Instruction
Write out every line in the records below as a numbered list, skipping blank lines and leaving out the pictures.
[START Raw records]
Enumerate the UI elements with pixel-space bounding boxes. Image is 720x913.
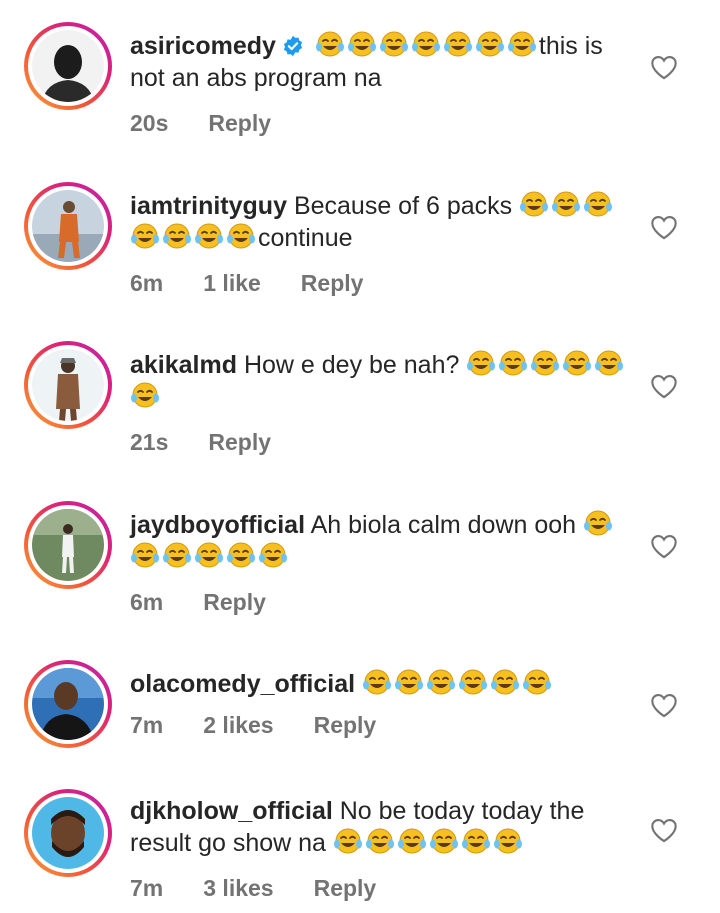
face-with-tears-of-joy-icon (194, 541, 224, 569)
heart-outline-icon[interactable] (650, 692, 678, 718)
comment-text: olacomedy_official (130, 668, 630, 700)
comment-body: Ah biola calm down ooh (310, 511, 577, 539)
face-with-tears-of-joy-icon (315, 30, 345, 58)
face-with-tears-of-joy-icon (551, 190, 581, 218)
face-with-tears-of-joy-icon (493, 827, 523, 855)
comment-text: djkholow_official No be today today the … (130, 795, 630, 859)
face-with-tears-of-joy-icon (258, 541, 288, 569)
face-with-tears-of-joy-icon (397, 827, 427, 855)
face-with-tears-of-joy-icon (519, 190, 549, 218)
comment-body: How e dey be nah? (243, 351, 460, 379)
face-with-tears-of-joy-icon (443, 30, 473, 58)
comment-meta: 7m 2 likes Reply (130, 712, 416, 739)
face-with-tears-of-joy-icon (347, 30, 377, 58)
comment-text: jaydboyofficial Ah biola calm down ooh (130, 509, 630, 573)
face-with-tears-of-joy-icon (379, 30, 409, 58)
reply-button[interactable]: Reply (301, 270, 364, 297)
face-with-tears-of-joy-icon (490, 668, 520, 696)
heart-outline-icon[interactable] (650, 817, 678, 843)
face-with-tears-of-joy-icon (365, 827, 395, 855)
comment-meta: 6m Reply (130, 589, 306, 616)
comment-meta: 21s Reply (130, 429, 311, 456)
face-with-tears-of-joy-icon (507, 30, 537, 58)
face-with-tears-of-joy-icon (530, 349, 560, 377)
face-with-tears-of-joy-icon (394, 668, 424, 696)
face-with-tears-of-joy-icon (583, 509, 613, 537)
face-with-tears-of-joy-icon (461, 827, 491, 855)
verified-badge-icon (282, 33, 304, 57)
reply-button[interactable]: Reply (314, 712, 377, 739)
face-with-tears-of-joy-icon (362, 668, 392, 696)
comment-username[interactable]: jaydboyofficial (130, 511, 305, 539)
face-with-tears-of-joy-icon (411, 30, 441, 58)
face-with-tears-of-joy-icon (130, 222, 160, 250)
heart-outline-icon[interactable] (650, 533, 678, 559)
comment-timestamp: 6m (130, 270, 164, 296)
avatar[interactable] (24, 22, 112, 110)
face-with-tears-of-joy-icon (130, 541, 160, 569)
comment-timestamp: 7m (130, 875, 164, 901)
face-with-tears-of-joy-icon (426, 668, 456, 696)
avatar[interactable] (24, 789, 112, 877)
face-with-tears-of-joy-icon (594, 349, 624, 377)
likes-count[interactable]: 3 likes (203, 875, 273, 902)
likes-count[interactable]: 2 likes (203, 712, 273, 739)
comment-username[interactable]: akikalmd (130, 351, 237, 379)
avatar[interactable] (24, 341, 112, 429)
face-with-tears-of-joy-icon (466, 349, 496, 377)
face-with-tears-of-joy-icon (522, 668, 552, 696)
comment-text: iamtrinityguy Because of 6 packs continu… (130, 190, 630, 254)
comment-meta: 7m 3 likes Reply (130, 875, 416, 902)
face-with-tears-of-joy-icon (458, 668, 488, 696)
face-with-tears-of-joy-icon (429, 827, 459, 855)
face-with-tears-of-joy-icon (226, 541, 256, 569)
comment-timestamp: 20s (130, 110, 169, 136)
comment-body-continued: continue (258, 224, 353, 252)
reply-button[interactable]: Reply (314, 875, 377, 902)
comment-username[interactable]: olacomedy_official (130, 670, 355, 698)
reply-button[interactable]: Reply (208, 429, 271, 456)
comment-timestamp: 7m (130, 712, 164, 738)
face-with-tears-of-joy-icon (226, 222, 256, 250)
likes-count[interactable]: 1 like (203, 270, 261, 297)
face-with-tears-of-joy-icon (162, 222, 192, 250)
face-with-tears-of-joy-icon (130, 381, 160, 409)
avatar[interactable] (24, 660, 112, 748)
heart-outline-icon[interactable] (650, 54, 678, 80)
face-with-tears-of-joy-icon (194, 222, 224, 250)
avatar[interactable] (24, 182, 112, 270)
comment-meta: 20s Reply (130, 110, 311, 137)
avatar[interactable] (24, 501, 112, 589)
comment-text: asiricomedy this is not an abs program n… (130, 30, 630, 94)
face-with-tears-of-joy-icon (562, 349, 592, 377)
comment-meta: 6m 1 like Reply (130, 270, 403, 297)
comment-timestamp: 21s (130, 429, 169, 455)
face-with-tears-of-joy-icon (498, 349, 528, 377)
face-with-tears-of-joy-icon (162, 541, 192, 569)
heart-outline-icon[interactable] (650, 214, 678, 240)
comment-timestamp: 6m (130, 589, 164, 615)
comment-username[interactable]: asiricomedy (130, 32, 276, 60)
comment-username[interactable]: iamtrinityguy (130, 192, 287, 220)
comments-list: asiricomedy this is not an abs program n… (0, 0, 720, 913)
face-with-tears-of-joy-icon (583, 190, 613, 218)
face-with-tears-of-joy-icon (475, 30, 505, 58)
reply-button[interactable]: Reply (203, 589, 266, 616)
heart-outline-icon[interactable] (650, 373, 678, 399)
face-with-tears-of-joy-icon (333, 827, 363, 855)
comment-body: Because of 6 packs (293, 192, 513, 220)
comment-text: akikalmd How e dey be nah? (130, 349, 630, 413)
reply-button[interactable]: Reply (208, 110, 271, 137)
comment-username[interactable]: djkholow_official (130, 797, 333, 825)
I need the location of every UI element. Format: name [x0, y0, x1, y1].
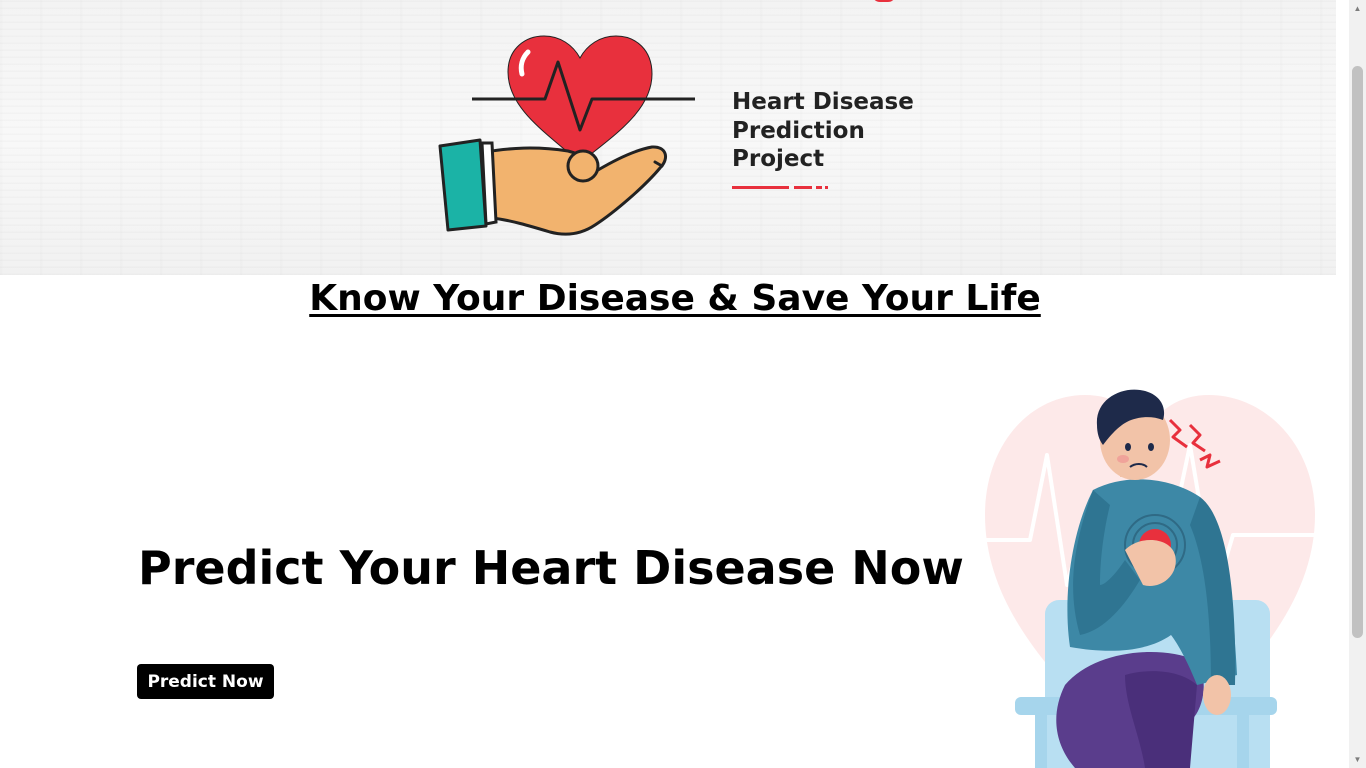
[END Raw records]
Output for this task
1. Enumerate the UI elements with pixel-space bounding boxes. Image is 720x913.
2. face-with-tears-of-joy-icon (194, 541, 224, 569)
3. heart-outline-icon[interactable] (650, 692, 678, 718)
4. comment-text: olacomedy_official (130, 668, 630, 700)
5. comment-body: Ah biola calm down ooh (310, 511, 577, 539)
6. face-with-tears-of-joy-icon (315, 30, 345, 58)
7. face-with-tears-of-joy-icon (551, 190, 581, 218)
8. face-with-tears-of-joy-icon (493, 827, 523, 855)
9. comment-text: djkholow_official No be today today the … (130, 795, 630, 859)
10. face-with-tears-of-joy-icon (258, 541, 288, 569)
11. face-with-tears-of-joy-icon (397, 827, 427, 855)
12. face-with-tears-of-joy-icon (519, 190, 549, 218)
13. comment-body: How e dey be nah? (243, 351, 460, 379)
14. face-with-tears-of-joy-icon (443, 30, 473, 58)
15. comment-meta: 7m 2 likes Reply (130, 712, 416, 739)
16. face-with-tears-of-joy-icon (347, 30, 377, 58)
17. comment-text: jaydboyofficial Ah biola calm down ooh (130, 509, 630, 573)
18. face-with-tears-of-joy-icon (379, 30, 409, 58)
19. reply-button[interactable]: Reply (301, 270, 364, 297)
20. face-with-tears-of-joy-icon (490, 668, 520, 696)
21. heart-outline-icon[interactable] (650, 817, 678, 843)
22. face-with-tears-of-joy-icon (365, 827, 395, 855)
23. comment-meta: 6m Reply (130, 589, 306, 616)
24. comment-meta: 21s Reply (130, 429, 311, 456)
25. face-with-tears-of-joy-icon (507, 30, 537, 58)
26. face-with-tears-of-joy-icon (530, 349, 560, 377)
27. face-with-tears-of-joy-icon (394, 668, 424, 696)
28. face-with-tears-of-joy-icon (583, 509, 613, 537)
29. face-with-tears-of-joy-icon (461, 827, 491, 855)
30. verified-badge-icon (282, 33, 304, 57)
31. reply-button[interactable]: Reply (314, 712, 377, 739)
32. face-with-tears-of-joy-icon (362, 668, 392, 696)
33. comment-username[interactable]: jaydboyofficial (130, 511, 305, 539)
34. face-with-tears-of-joy-icon (411, 30, 441, 58)
35. face-with-tears-of-joy-icon (130, 222, 160, 250)
36. heart-outline-icon[interactable] (650, 533, 678, 559)
37. comment-timestamp: 6m (130, 270, 164, 296)
38. avatar[interactable] (24, 22, 112, 110)
39. face-with-tears-of-joy-icon (130, 541, 160, 569)
40. comment-timestamp: 7m (130, 875, 164, 901)
41. face-with-tears-of-joy-icon (426, 668, 456, 696)
42. avatar[interactable] (24, 789, 112, 877)
43. face-with-tears-of-joy-icon (594, 349, 624, 377)
44. likes-count[interactable]: 3 likes (203, 875, 273, 902)
45. likes-count[interactable]: 2 likes (203, 712, 273, 739)
46. comment-username[interactable]: akikalmd (130, 351, 237, 379)
47. avatar[interactable] (24, 341, 112, 429)
48. face-with-tears-of-joy-icon (466, 349, 496, 377)
49. face-with-tears-of-joy-icon (522, 668, 552, 696)
50. comment-text: iamtrinityguy Because of 6 packs continu… (130, 190, 630, 254)
51. comment-meta: 7m 3 likes Reply (130, 875, 416, 902)
52. face-with-tears-of-joy-icon (458, 668, 488, 696)
53. face-with-tears-of-joy-icon (429, 827, 459, 855)
54. face-with-tears-of-joy-icon (226, 541, 256, 569)
55. comment-timestamp: 20s (130, 110, 169, 136)
56. comment-body-continued: continue (258, 224, 353, 252)
57. reply-button[interactable]: Reply (314, 875, 377, 902)
58. comment-username[interactable]: olacomedy_official (130, 670, 355, 698)
59. reply-button[interactable]: Reply (208, 429, 271, 456)
60. comment-timestamp: 7m (130, 712, 164, 738)
61. face-with-tears-of-joy-icon (226, 222, 256, 250)
62. likes-count[interactable]: 1 like (203, 270, 261, 297)
63. face-with-tears-of-joy-icon (162, 222, 192, 250)
64. face-with-tears-of-joy-icon (130, 381, 160, 409)
65. avatar[interactable] (24, 660, 112, 748)
66. heart-outline-icon[interactable] (650, 54, 678, 80)
67. face-with-tears-of-joy-icon (194, 222, 224, 250)
68. avatar[interactable] (24, 182, 112, 270)
69. comment-meta: 20s Reply (130, 110, 311, 137)
70. avatar[interactable] (24, 501, 112, 589)
71. comment-text: asiricomedy this is not an abs program n… (130, 30, 630, 94)
72. face-with-tears-of-joy-icon (562, 349, 592, 377)
73. comment-meta: 6m 1 like Reply (130, 270, 403, 297)
74. comment-timestamp: 21s (130, 429, 169, 455)
75. face-with-tears-of-joy-icon (498, 349, 528, 377)
76. face-with-tears-of-joy-icon (162, 541, 192, 569)
77. heart-outline-icon[interactable] (650, 214, 678, 240)
78. comment-timestamp: 6m (130, 589, 164, 615)
79. comment-username[interactable]: asiricomedy (130, 32, 276, 60)
80. comment-username[interactable]: iamtrinityguy (130, 192, 287, 220)
81. comments-list: asiricomedy this is not an abs program n… (0, 0, 720, 913)
82. face-with-tears-of-joy-icon (583, 190, 613, 218)
83. face-with-tears-of-joy-icon (475, 30, 505, 58)
84. reply-button[interactable]: Reply (203, 589, 266, 616)
85. heart-outline-icon[interactable] (650, 373, 678, 399)
86. face-with-tears-of-joy-icon (333, 827, 363, 855)
87. comment-body: Because of 6 packs (293, 192, 513, 220)
88. comment-text: akikalmd How e dey be nah? (130, 349, 630, 413)
89. reply-button[interactable]: Reply (208, 110, 271, 137)
90. comment-username[interactable]: djkholow_official (130, 797, 333, 825)
91. I need the location of every UI element. Format: name [x0, y0, x1, y1].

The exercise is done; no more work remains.